# [TRAVAIL À FAIRE]
#1 Recopiez fidèlement le passage de l'essai de la ZX-4RR qui s'ouvre sur les mots contenant « La présentation du » et se clôt sur « écrit sur l’emballage. ».
#2 Relevez toutes les dimensions exprimées en millimètres dans l'essai de la ZX-4RR.
#3 Traduisez en anglais, s'il vous plaît, cette phrase de l'essai de la ZX-4RR : « Les feux LED lui donnent un look immédiatement identifiable comme une membre de la famille Ninja. »

# [TEXTE À LIRE]
━━━━━━━━━━━━━━━━━━━━━━━━━━━━━━
Bien des années après la mode des vraies sportives 400, Kawasaki signe un nouveau pari de faire revivre ce segment qu’on pensait définitivement disparu. Après les motos à compresseur, ils prouvent leur talent de motoriste avec un petit 4 cylindres qui passe les normes antipollution et qui marche !

ESSAI

La présentation du modèle a logiquement réveille de la nostalgie chez ceux qui ont connu la grande époque des ZXR 400 ou VFR 400. C’était fin 80, début 90. Plus récemment on a évidemment vu des motos porter des noms de sportives, mais mûes par des mono ou bicylindres, avec des positions de conduite redressées. Des Roadster déguisés, autant de piments que de la Thomy Mild. Tandis que cette ZX-4RR elle a de vrais gènes de sportive. À côté de la reine ZX-10R elles ne fait pas du tout jouet. C’est du tabasco rouge, pimenté à la hauteur de ce qui est écrit sur l’emballage.

Vu de loin, il faudra connaitre exactement les détails qui différencient la 4 d’une de ses grandes-soeurs. Les feux LED lui donnent un look immédiatement identifiable comme une membre de la famille Ninja. L’ouverture RAM Air en plein milieu est aussi caractéristique. Parlons aussi du silencieux, un unique tube en inox sur le côté droit, on pourrait le confondre d’un modèle à l’autre. Même les disques de freins, la ZX-4 se permet un double disque à l’avant comme les deux soeurs.

Concentrons-nous sur ces disques de freins, ils ont un diamètre de 290 mm et des étriers inédits avec 4 pistons, mais des paires de taille différentes. Ceux du haut font ø32 mm et en bas ø30 mm. Les durites sont en plastique et les relient à un maître-cylindre axial dont le levier se règle en 5 positions, idem pour le levier d’embrayage. Une centrale ABS Nissin, la plus légère du marché, est ajoutée et ne peut pas être désactivée autrement que sans le fusible.
━━━━━━━━━━━━━━━━━━━━━━━━━━━━━━
Annotations de cadres englobants
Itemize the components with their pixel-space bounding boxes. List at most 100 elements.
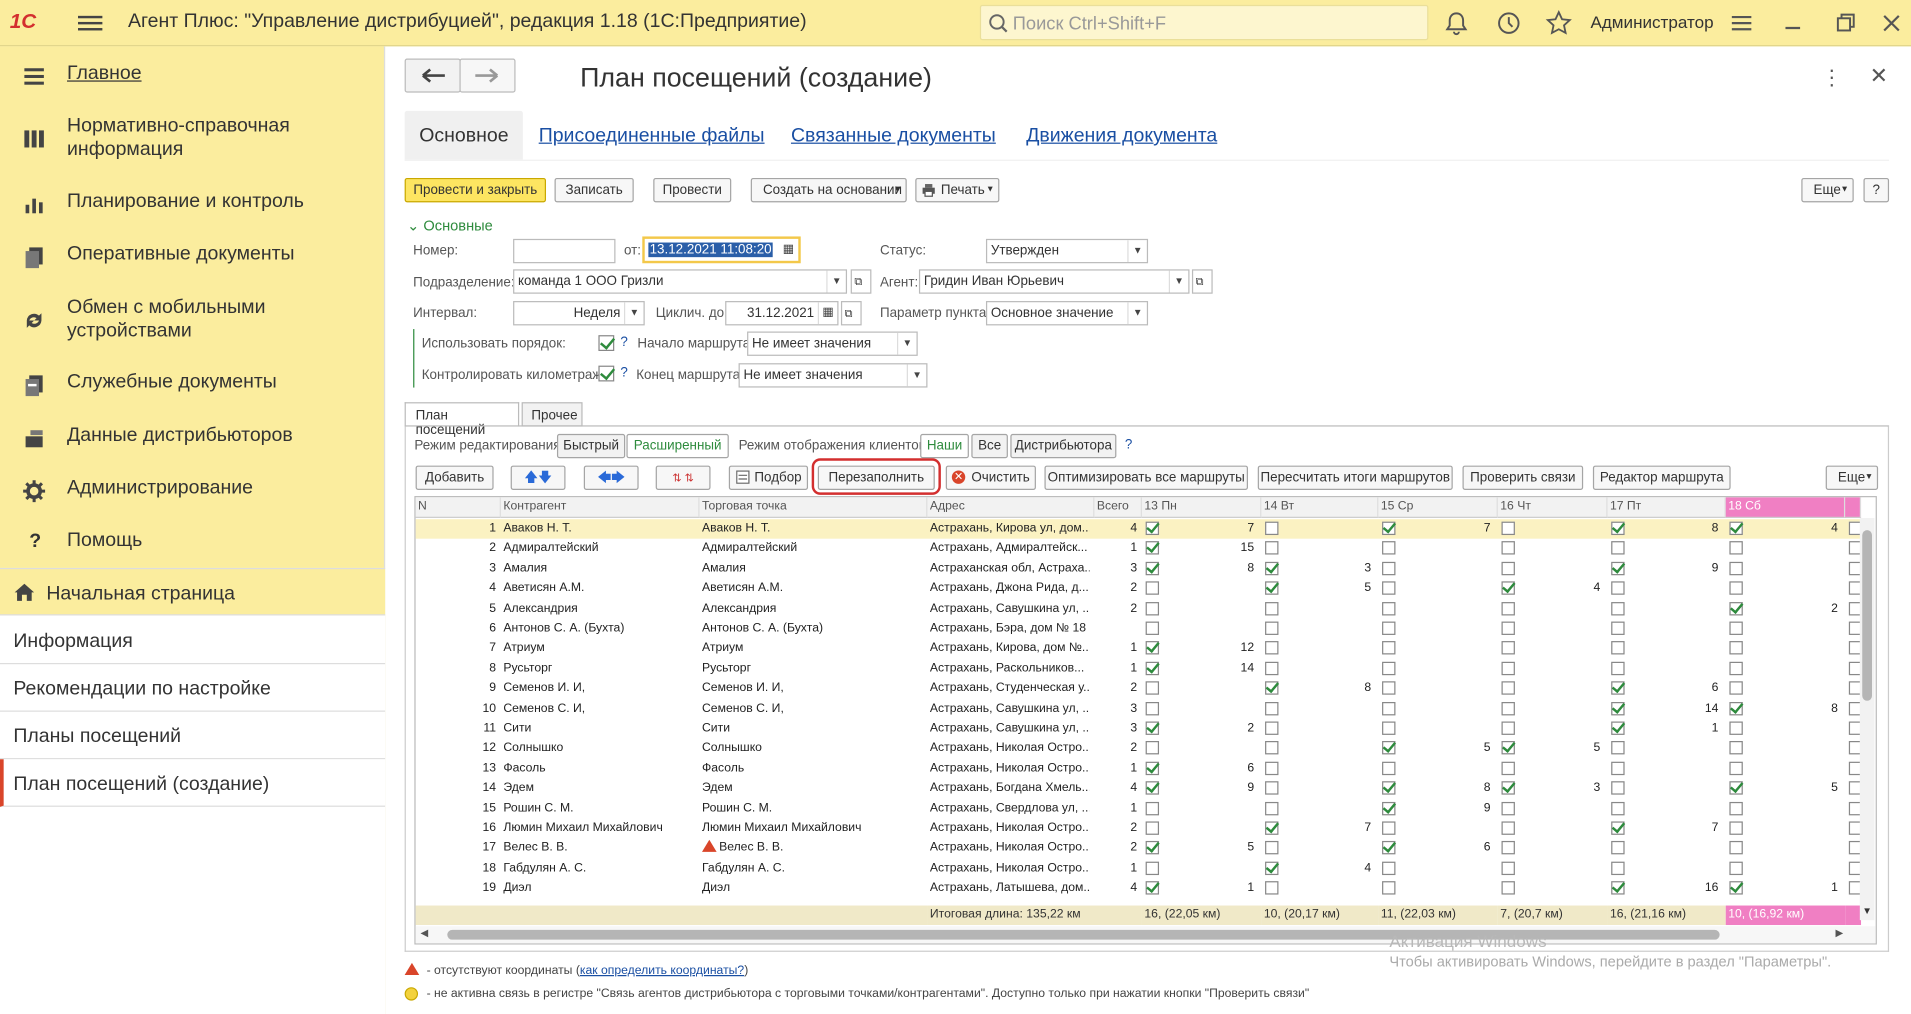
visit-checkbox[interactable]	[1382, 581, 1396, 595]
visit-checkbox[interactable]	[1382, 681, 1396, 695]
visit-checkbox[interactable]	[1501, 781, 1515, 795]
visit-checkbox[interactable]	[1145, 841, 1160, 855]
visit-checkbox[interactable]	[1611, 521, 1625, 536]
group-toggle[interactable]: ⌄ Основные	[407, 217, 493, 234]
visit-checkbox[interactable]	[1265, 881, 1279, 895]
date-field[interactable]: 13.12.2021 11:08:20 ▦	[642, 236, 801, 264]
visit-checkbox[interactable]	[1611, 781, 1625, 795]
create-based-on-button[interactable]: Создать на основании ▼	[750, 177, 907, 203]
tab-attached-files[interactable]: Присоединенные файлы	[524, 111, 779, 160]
━━━━━━━━━━━━━━━━━━━━━━━━━━━━━━
# [RÉPONSES PAR TÂCHE]
#1
La présentation du modèle a logiquement réveille de la nostalgie chez ceux qui ont connu la grande époque des ZXR 400 ou VFR 400. C’était fin 80, début 90. Plus récemment on a évidemment vu des motos porter des noms de sportives, mais mûes par des mono ou bicylindres, avec des positions de conduite redressées. Des Roadster déguisés, autant de piments que de la Thomy Mild. Tandis que cette ZX-4RR elle a de vrais gènes de sportive. À côté de la reine ZX-10R elles ne fait pas du tout jouet. C’est du tabasco rouge, pimenté à la hauteur de ce qui est écrit sur l’emballage.

#2
290 mm
ø32 mm
ø30 mm

#3 The LED lights give it a look that is immediately identifiable as a member of the Ninja family.